- _TASK INSTRUCTIONS_
Locate each line containing the string "chevron" and copy it out.

__________________________________________________

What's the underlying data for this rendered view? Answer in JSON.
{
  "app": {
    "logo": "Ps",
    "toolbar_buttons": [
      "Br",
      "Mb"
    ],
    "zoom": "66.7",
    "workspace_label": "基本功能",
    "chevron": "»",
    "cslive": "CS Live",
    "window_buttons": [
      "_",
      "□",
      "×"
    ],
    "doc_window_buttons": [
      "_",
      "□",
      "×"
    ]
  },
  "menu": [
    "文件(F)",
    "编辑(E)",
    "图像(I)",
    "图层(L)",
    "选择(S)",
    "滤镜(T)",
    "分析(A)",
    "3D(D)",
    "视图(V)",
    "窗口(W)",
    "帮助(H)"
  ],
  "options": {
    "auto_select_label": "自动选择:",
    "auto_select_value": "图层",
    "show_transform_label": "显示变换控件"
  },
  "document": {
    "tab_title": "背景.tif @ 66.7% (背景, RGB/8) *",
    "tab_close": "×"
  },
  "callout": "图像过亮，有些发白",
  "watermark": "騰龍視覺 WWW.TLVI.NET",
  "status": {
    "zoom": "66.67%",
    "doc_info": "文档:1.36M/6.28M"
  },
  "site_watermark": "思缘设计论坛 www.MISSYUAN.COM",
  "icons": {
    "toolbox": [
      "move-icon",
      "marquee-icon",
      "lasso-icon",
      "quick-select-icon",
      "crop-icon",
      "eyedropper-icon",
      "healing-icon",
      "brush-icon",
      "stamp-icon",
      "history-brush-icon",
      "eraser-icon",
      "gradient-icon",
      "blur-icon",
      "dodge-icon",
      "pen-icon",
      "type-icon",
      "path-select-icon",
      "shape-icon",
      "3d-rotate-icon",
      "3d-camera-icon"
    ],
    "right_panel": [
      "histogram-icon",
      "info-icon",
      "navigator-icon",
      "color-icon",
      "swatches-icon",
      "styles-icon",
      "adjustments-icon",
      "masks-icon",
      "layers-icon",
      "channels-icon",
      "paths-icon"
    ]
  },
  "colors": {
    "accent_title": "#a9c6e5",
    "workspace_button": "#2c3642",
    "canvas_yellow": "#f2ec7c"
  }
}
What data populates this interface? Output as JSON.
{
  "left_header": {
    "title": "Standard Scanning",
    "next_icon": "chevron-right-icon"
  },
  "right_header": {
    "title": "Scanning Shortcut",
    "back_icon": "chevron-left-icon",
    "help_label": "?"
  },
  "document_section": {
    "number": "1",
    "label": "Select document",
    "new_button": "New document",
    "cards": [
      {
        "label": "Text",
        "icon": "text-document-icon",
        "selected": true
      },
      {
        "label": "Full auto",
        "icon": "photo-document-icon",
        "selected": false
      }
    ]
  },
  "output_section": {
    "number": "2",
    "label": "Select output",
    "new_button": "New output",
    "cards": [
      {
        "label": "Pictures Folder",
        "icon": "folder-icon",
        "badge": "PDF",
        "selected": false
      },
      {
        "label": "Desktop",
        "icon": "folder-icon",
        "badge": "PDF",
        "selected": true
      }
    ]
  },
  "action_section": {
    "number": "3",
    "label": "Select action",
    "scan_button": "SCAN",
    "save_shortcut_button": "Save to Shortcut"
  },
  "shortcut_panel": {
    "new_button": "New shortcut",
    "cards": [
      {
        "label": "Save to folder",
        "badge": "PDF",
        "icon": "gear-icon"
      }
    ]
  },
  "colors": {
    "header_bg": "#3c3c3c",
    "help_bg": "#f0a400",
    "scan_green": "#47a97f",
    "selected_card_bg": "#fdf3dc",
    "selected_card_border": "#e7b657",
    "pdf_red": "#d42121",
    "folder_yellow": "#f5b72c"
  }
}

__________________________________________________

- _RESPONSE TO THE TASK_
    "chevron": "»",
    "next_icon": "chevron-right-icon"
    "back_icon": "chevron-left-icon",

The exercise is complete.